**AIM OF THE EXERCISE**
Check each line of the records below and collect those holding "time".
====== GIVEN RECORDS ======
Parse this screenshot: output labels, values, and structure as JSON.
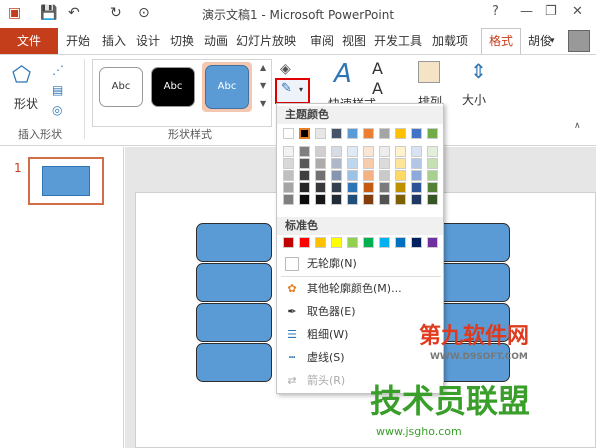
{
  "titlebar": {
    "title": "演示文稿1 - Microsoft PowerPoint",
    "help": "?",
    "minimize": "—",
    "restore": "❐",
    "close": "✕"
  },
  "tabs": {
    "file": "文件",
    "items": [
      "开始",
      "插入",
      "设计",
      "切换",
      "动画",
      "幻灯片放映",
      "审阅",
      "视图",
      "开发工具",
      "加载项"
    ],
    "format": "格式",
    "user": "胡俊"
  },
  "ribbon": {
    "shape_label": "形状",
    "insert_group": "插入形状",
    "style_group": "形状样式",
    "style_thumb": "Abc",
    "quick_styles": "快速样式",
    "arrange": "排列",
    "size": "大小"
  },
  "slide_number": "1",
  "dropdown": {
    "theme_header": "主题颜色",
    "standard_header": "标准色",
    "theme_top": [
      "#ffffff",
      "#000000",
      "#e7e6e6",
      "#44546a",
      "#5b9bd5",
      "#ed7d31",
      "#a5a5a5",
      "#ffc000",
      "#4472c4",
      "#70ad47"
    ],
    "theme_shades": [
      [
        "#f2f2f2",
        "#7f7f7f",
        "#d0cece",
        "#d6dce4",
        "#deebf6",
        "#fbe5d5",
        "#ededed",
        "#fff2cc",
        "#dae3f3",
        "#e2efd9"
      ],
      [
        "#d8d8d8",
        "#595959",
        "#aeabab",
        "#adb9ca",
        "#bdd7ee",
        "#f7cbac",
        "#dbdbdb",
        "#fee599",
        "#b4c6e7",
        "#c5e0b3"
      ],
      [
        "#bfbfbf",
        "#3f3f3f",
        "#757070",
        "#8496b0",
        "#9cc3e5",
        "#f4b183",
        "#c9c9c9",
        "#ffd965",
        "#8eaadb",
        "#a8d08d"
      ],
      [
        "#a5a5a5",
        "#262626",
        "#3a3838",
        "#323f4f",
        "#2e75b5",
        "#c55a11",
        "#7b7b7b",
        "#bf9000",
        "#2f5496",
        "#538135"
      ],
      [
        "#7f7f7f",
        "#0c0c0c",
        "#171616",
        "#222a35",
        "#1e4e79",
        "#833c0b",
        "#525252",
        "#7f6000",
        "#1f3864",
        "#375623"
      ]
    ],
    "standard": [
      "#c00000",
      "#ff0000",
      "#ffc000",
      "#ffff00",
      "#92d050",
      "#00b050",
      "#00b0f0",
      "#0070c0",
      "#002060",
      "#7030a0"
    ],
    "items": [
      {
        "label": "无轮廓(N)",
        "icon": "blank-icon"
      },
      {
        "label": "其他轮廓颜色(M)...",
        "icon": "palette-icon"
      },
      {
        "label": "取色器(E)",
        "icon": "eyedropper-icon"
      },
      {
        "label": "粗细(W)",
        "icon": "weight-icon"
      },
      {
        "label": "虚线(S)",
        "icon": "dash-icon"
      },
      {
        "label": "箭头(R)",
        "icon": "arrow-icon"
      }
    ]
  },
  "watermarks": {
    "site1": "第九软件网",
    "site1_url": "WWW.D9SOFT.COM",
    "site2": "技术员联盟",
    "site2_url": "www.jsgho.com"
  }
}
======
====== GIVEN RECORDS ======
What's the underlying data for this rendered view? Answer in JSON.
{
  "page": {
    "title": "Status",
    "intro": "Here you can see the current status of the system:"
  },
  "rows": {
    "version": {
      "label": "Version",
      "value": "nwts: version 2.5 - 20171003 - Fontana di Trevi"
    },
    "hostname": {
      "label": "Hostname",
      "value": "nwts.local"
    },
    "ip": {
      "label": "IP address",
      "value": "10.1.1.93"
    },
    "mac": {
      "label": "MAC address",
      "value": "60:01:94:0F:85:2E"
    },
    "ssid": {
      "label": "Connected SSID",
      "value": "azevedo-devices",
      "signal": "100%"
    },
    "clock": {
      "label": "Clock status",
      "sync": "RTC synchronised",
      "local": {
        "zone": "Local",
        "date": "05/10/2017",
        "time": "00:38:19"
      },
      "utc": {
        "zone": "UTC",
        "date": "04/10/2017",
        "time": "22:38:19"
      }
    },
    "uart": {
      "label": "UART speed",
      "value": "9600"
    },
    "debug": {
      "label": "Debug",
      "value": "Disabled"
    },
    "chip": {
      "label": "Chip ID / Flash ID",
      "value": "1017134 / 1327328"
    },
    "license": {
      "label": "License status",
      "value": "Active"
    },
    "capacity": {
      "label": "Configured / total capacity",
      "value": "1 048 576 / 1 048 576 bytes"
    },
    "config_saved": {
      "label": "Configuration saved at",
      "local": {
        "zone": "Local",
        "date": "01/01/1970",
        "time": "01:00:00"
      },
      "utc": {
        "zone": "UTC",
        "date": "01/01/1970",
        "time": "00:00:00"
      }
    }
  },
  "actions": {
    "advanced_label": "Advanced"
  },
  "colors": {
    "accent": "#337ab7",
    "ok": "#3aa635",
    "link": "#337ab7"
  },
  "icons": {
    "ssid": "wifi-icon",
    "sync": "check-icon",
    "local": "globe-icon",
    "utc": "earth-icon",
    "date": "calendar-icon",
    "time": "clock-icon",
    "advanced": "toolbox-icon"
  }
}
======
====== GIVEN RECORDS ======
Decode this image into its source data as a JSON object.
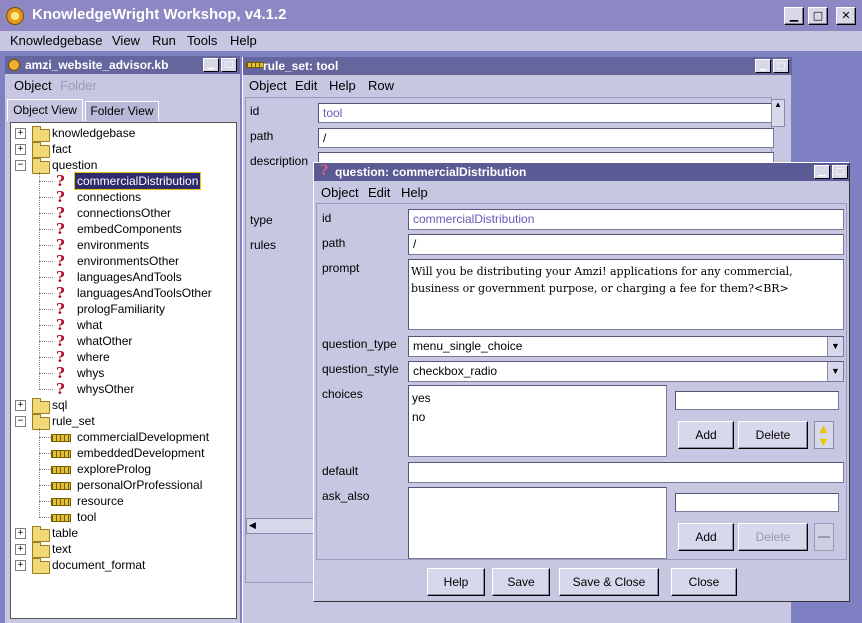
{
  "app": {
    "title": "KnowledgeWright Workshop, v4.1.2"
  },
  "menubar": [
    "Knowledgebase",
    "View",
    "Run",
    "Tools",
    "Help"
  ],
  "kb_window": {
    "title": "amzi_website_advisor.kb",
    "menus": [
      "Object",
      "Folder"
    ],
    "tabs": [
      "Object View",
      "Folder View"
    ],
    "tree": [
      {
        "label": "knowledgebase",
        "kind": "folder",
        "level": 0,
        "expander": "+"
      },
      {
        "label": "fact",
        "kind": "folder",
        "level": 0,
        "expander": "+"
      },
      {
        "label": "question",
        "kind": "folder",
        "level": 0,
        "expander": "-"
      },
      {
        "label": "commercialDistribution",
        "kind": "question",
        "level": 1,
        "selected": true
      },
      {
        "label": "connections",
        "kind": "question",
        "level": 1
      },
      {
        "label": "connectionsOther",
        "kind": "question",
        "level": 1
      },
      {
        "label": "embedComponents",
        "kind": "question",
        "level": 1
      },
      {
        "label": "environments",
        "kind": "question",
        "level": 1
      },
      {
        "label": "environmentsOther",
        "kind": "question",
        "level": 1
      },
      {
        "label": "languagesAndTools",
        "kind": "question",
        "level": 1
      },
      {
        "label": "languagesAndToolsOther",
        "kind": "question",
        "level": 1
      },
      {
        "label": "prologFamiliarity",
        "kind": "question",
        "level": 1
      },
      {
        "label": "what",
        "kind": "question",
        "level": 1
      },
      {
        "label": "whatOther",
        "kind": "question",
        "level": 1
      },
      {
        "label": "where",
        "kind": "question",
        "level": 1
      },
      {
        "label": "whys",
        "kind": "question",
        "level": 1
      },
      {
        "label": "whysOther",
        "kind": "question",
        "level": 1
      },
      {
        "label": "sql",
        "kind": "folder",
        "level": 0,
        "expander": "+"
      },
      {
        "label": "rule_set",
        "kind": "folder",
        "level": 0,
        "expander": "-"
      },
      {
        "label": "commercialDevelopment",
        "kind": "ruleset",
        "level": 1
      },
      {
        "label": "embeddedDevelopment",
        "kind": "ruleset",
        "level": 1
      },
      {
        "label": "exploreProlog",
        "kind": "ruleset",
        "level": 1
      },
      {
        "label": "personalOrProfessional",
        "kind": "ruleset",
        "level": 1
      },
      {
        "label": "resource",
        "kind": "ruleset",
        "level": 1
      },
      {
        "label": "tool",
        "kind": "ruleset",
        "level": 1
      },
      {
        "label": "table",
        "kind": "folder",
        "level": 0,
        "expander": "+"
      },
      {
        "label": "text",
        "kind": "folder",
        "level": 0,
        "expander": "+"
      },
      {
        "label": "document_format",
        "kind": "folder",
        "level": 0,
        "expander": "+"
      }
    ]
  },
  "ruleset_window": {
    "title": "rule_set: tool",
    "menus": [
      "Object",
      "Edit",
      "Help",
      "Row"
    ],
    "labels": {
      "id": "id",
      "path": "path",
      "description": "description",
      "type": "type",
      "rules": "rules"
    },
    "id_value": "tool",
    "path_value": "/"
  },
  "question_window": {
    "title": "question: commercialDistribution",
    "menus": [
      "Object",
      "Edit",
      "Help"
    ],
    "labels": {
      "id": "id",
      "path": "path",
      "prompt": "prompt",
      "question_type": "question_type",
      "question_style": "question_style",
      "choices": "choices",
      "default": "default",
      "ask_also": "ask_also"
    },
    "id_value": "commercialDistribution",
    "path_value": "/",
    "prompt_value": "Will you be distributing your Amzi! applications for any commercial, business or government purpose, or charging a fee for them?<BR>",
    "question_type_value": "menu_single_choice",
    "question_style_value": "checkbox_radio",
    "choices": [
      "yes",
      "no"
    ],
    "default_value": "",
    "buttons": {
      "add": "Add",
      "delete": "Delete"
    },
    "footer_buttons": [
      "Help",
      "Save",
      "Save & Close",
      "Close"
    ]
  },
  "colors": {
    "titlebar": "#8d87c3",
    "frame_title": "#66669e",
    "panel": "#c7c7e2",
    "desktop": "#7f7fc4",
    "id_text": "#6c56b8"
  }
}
======
**ANSWER IN FULL**
        "time": "00:38:19"
        "time": "22:38:19"
        "time": "01:00:00"
        "time": "00:00:00"
    "time": "clock-icon",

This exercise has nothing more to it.